··· Material for this exercise ···

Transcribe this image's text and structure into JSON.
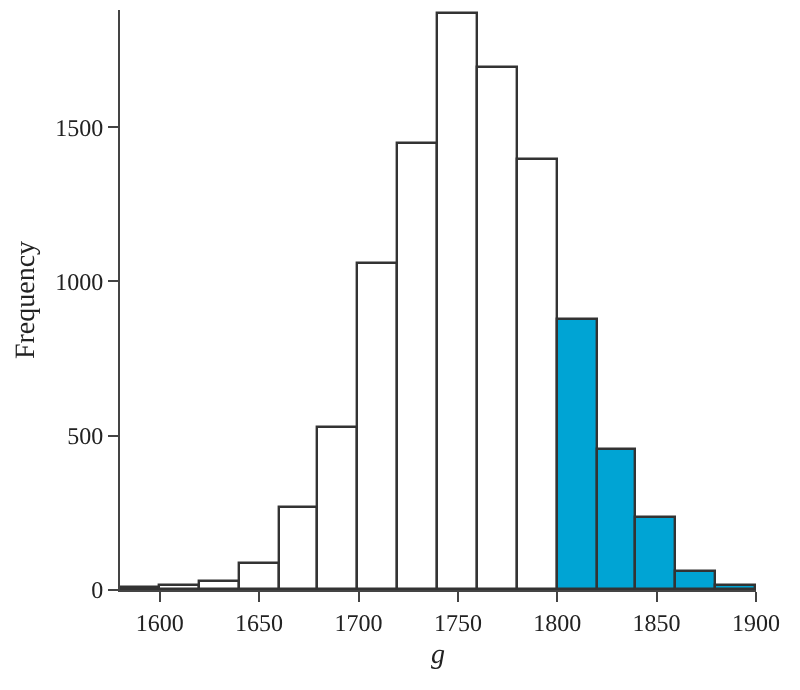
{
  "chart_data": {
    "type": "histogram",
    "xlabel": "g",
    "ylabel": "Frequency",
    "bins": [
      1580,
      1600,
      1620,
      1640,
      1660,
      1680,
      1700,
      1720,
      1740,
      1760,
      1780,
      1800,
      1820,
      1840,
      1860,
      1880,
      1900
    ],
    "values": [
      5,
      10,
      25,
      85,
      265,
      528,
      1054,
      1445,
      1868,
      1695,
      1391,
      872,
      457,
      233,
      58,
      13
    ],
    "colors": [
      "#ffffff",
      "#ffffff",
      "#ffffff",
      "#ffffff",
      "#ffffff",
      "#ffffff",
      "#ffffff",
      "#ffffff",
      "#ffffff",
      "#ffffff",
      "#ffffff",
      "#00a4d4",
      "#00a4d4",
      "#00a4d4",
      "#00a4d4",
      "#00a4d4"
    ],
    "xlim": [
      1580,
      1900
    ],
    "xticks": [
      1600,
      1650,
      1700,
      1750,
      1800,
      1850,
      1900
    ],
    "ylim": [
      0,
      1880
    ],
    "yticks": [
      0,
      500,
      1000,
      1500
    ]
  }
}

···

**Given problem**
Output the entries above exactly, without their pictures.

**Result of the task**
Transcribe this image's text and structure into JSON.
{
  "chart_data": {
    "type": "histogram",
    "xlabel": "g",
    "ylabel": "Frequency",
    "bins": [
      1580,
      1600,
      1620,
      1640,
      1660,
      1680,
      1700,
      1720,
      1740,
      1760,
      1780,
      1800,
      1820,
      1840,
      1860,
      1880,
      1900
    ],
    "values": [
      5,
      10,
      25,
      85,
      265,
      528,
      1054,
      1445,
      1868,
      1695,
      1391,
      872,
      457,
      233,
      58,
      13
    ],
    "colors": [
      "#ffffff",
      "#ffffff",
      "#ffffff",
      "#ffffff",
      "#ffffff",
      "#ffffff",
      "#ffffff",
      "#ffffff",
      "#ffffff",
      "#ffffff",
      "#ffffff",
      "#00a4d4",
      "#00a4d4",
      "#00a4d4",
      "#00a4d4",
      "#00a4d4"
    ],
    "xlim": [
      1580,
      1900
    ],
    "xticks": [
      1600,
      1650,
      1700,
      1750,
      1800,
      1850,
      1900
    ],
    "ylim": [
      0,
      1880
    ],
    "yticks": [
      0,
      500,
      1000,
      1500
    ]
  }
}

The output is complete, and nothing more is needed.